» **JOB**:
Reproduce every line of the entries below verbatim, leaving out the picture placeholders.

» **STORED ROWS**:
════════════════════

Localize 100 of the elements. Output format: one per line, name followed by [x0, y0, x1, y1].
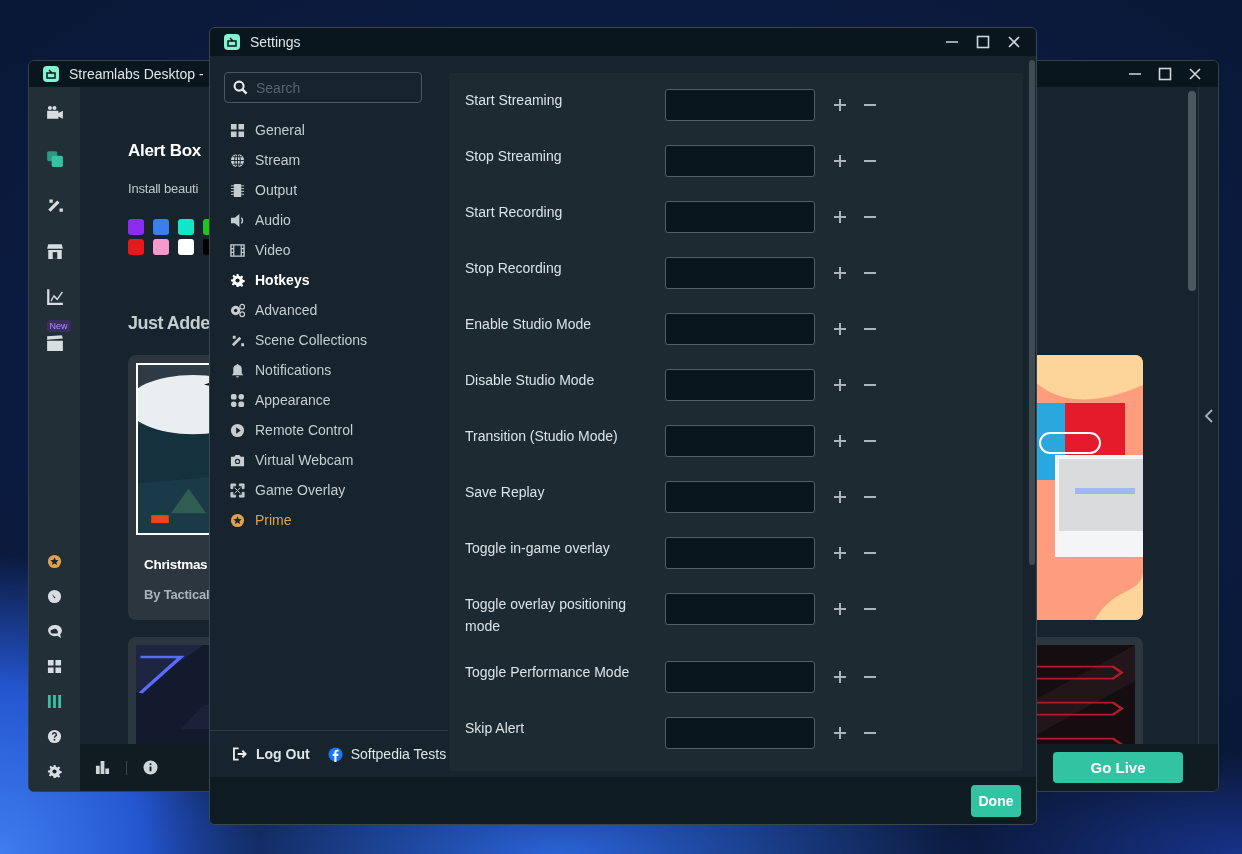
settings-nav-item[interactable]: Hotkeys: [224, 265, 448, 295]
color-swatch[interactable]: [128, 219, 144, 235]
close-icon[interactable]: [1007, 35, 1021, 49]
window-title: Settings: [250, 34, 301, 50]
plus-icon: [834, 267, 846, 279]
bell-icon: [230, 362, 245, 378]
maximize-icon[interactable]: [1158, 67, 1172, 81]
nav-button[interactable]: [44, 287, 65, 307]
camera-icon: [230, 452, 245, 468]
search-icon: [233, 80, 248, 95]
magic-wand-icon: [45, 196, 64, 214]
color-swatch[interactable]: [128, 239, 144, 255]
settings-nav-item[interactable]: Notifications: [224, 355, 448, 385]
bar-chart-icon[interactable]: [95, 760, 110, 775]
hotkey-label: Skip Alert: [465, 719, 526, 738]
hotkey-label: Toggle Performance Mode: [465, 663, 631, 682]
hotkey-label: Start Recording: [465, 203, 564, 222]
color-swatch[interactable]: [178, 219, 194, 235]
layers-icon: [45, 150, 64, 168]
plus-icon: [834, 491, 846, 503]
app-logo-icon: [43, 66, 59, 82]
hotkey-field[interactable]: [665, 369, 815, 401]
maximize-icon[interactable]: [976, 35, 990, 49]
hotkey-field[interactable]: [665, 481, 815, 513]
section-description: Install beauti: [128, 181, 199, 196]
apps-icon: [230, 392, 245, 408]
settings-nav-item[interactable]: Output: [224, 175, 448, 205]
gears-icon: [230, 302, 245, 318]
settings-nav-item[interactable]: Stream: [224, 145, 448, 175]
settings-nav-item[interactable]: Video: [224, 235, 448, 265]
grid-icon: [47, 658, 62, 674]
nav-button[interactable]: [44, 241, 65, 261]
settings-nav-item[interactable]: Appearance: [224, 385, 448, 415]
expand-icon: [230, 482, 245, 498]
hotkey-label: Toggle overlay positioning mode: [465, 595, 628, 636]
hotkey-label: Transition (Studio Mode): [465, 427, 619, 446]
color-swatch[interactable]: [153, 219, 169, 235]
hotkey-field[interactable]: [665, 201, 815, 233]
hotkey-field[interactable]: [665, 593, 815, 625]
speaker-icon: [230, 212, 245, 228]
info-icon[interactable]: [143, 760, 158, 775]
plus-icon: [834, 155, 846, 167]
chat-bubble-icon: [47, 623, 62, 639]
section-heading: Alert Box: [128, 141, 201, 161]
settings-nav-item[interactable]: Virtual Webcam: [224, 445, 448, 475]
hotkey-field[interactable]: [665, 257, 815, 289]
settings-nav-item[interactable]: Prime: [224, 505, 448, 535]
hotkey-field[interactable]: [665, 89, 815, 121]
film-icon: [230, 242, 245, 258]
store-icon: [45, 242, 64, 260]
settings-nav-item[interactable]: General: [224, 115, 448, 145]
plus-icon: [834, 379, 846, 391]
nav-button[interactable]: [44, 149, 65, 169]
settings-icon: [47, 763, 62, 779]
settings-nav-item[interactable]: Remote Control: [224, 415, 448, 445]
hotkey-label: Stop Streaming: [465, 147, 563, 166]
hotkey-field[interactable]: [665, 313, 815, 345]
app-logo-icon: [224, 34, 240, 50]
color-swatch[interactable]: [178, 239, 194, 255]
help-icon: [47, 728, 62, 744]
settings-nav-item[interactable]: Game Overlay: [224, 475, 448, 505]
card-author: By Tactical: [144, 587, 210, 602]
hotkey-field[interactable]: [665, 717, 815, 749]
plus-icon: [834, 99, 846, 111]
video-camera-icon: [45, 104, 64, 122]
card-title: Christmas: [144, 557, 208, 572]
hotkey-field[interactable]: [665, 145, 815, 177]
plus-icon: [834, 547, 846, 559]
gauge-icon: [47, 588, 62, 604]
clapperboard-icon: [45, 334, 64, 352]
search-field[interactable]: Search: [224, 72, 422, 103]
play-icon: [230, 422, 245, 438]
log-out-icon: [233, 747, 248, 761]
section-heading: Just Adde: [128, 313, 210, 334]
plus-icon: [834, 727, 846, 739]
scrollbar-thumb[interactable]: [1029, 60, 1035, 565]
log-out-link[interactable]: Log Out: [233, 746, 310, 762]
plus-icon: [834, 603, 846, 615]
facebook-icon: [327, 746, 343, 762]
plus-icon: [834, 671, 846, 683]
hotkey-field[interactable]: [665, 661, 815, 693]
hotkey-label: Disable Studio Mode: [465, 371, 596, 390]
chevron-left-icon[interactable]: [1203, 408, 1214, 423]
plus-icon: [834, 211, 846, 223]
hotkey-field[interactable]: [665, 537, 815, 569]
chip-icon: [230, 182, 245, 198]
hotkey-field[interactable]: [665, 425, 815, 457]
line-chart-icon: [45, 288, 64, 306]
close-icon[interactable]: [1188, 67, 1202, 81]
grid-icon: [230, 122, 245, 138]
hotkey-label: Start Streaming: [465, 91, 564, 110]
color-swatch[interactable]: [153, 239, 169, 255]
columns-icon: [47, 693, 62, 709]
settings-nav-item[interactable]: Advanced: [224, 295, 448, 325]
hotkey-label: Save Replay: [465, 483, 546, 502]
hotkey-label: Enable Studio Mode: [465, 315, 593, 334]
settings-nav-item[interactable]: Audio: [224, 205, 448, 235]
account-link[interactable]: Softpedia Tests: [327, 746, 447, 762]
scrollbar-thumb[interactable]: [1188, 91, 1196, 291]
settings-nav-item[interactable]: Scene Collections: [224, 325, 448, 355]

════════════════════

» **TASK SOLUTION**:
Localize 100 of the elements. Output format: one per line, name followed by [x0, y0, x1, y1].
settings-nav-item[interactable]: Hotkeys: [224, 265, 448, 295]
color-swatch[interactable]: [128, 219, 144, 235]
close-icon[interactable]: [1007, 35, 1021, 49]
window-title: Settings: [250, 34, 301, 50]
plus-icon: [834, 267, 846, 279]
bell-icon: [230, 362, 245, 378]
maximize-icon[interactable]: [1158, 67, 1172, 81]
nav-button[interactable]: [44, 287, 65, 307]
camera-icon: [230, 452, 245, 468]
search-icon: [233, 80, 248, 95]
magic-wand-icon: [45, 196, 64, 214]
color-swatch[interactable]: [128, 239, 144, 255]
settings-nav-item[interactable]: Notifications: [224, 355, 448, 385]
bar-chart-icon[interactable]: [95, 760, 110, 775]
hotkey-label: Skip Alert: [465, 719, 526, 738]
hotkey-label: Toggle Performance Mode: [465, 663, 631, 682]
hotkey-label: Start Recording: [465, 203, 564, 222]
color-swatch[interactable]: [178, 219, 194, 235]
layers-icon: [45, 150, 64, 168]
plus-icon: [834, 491, 846, 503]
app-logo-icon: [43, 66, 59, 82]
hotkey-field[interactable]: [665, 369, 815, 401]
maximize-icon[interactable]: [976, 35, 990, 49]
hotkey-field[interactable]: [665, 481, 815, 513]
section-description: Install beauti: [128, 181, 199, 196]
apps-icon: [230, 392, 245, 408]
settings-nav-item[interactable]: Output: [224, 175, 448, 205]
gears-icon: [230, 302, 245, 318]
settings-nav-item[interactable]: Stream: [224, 145, 448, 175]
settings-nav-item[interactable]: Video: [224, 235, 448, 265]
grid-icon: [47, 658, 62, 674]
nav-button[interactable]: [44, 241, 65, 261]
settings-nav-item[interactable]: Appearance: [224, 385, 448, 415]
expand-icon: [230, 482, 245, 498]
hotkey-label: Toggle overlay positioning mode: [465, 595, 628, 636]
hotkey-label: Transition (Studio Mode): [465, 427, 619, 446]
color-swatch[interactable]: [153, 219, 169, 235]
hotkey-field[interactable]: [665, 201, 815, 233]
hotkey-field[interactable]: [665, 593, 815, 625]
speaker-icon: [230, 212, 245, 228]
info-icon[interactable]: [143, 760, 158, 775]
plus-icon: [834, 155, 846, 167]
chat-bubble-icon: [47, 623, 62, 639]
section-heading: Alert Box: [128, 141, 201, 161]
settings-nav-item[interactable]: Virtual Webcam: [224, 445, 448, 475]
hotkey-field[interactable]: [665, 257, 815, 289]
settings-nav-item[interactable]: Prime: [224, 505, 448, 535]
hotkey-field[interactable]: [665, 89, 815, 121]
film-icon: [230, 242, 245, 258]
store-icon: [45, 242, 64, 260]
settings-nav-item[interactable]: General: [224, 115, 448, 145]
plus-icon: [834, 379, 846, 391]
nav-button[interactable]: [44, 149, 65, 169]
settings-icon: [47, 763, 62, 779]
settings-nav-item[interactable]: Remote Control: [224, 415, 448, 445]
hotkey-label: Stop Streaming: [465, 147, 563, 166]
hotkey-field[interactable]: [665, 313, 815, 345]
app-logo-icon: [224, 34, 240, 50]
color-swatch[interactable]: [178, 239, 194, 255]
help-icon: [47, 728, 62, 744]
settings-nav-item[interactable]: Game Overlay: [224, 475, 448, 505]
card-author: By Tactical: [144, 587, 210, 602]
hotkey-field[interactable]: [665, 717, 815, 749]
plus-icon: [834, 99, 846, 111]
video-camera-icon: [45, 104, 64, 122]
card-title: Christmas: [144, 557, 208, 572]
hotkey-field[interactable]: [665, 145, 815, 177]
plus-icon: [834, 547, 846, 559]
gauge-icon: [47, 588, 62, 604]
clapperboard-icon: [45, 334, 64, 352]
search-field[interactable]: Search: [224, 72, 422, 103]
play-icon: [230, 422, 245, 438]
log-out-icon: [233, 747, 248, 761]
section-heading: Just Adde: [128, 313, 210, 334]
plus-icon: [834, 727, 846, 739]
scrollbar-thumb[interactable]: [1029, 60, 1035, 565]
log-out-link[interactable]: Log Out: [233, 746, 310, 762]
plus-icon: [834, 603, 846, 615]
facebook-icon: [327, 746, 343, 762]
plus-icon: [834, 671, 846, 683]
hotkey-field[interactable]: [665, 661, 815, 693]
hotkey-label: Disable Studio Mode: [465, 371, 596, 390]
chevron-left-icon[interactable]: [1203, 408, 1214, 423]
plus-icon: [834, 211, 846, 223]
hotkey-field[interactable]: [665, 537, 815, 569]
chip-icon: [230, 182, 245, 198]
hotkey-field[interactable]: [665, 425, 815, 457]
line-chart-icon: [45, 288, 64, 306]
close-icon[interactable]: [1188, 67, 1202, 81]
grid-icon: [230, 122, 245, 138]
hotkey-label: Start Streaming: [465, 91, 564, 110]
color-swatch[interactable]: [153, 239, 169, 255]
columns-icon: [47, 693, 62, 709]
settings-nav-item[interactable]: Advanced: [224, 295, 448, 325]
hotkey-label: Save Replay: [465, 483, 546, 502]
hotkey-label: Enable Studio Mode: [465, 315, 593, 334]
settings-nav-item[interactable]: Audio: [224, 205, 448, 235]
account-link[interactable]: Softpedia Tests: [327, 746, 447, 762]
scrollbar-thumb[interactable]: [1188, 91, 1196, 291]
settings-nav-item[interactable]: Scene Collections: [224, 325, 448, 355]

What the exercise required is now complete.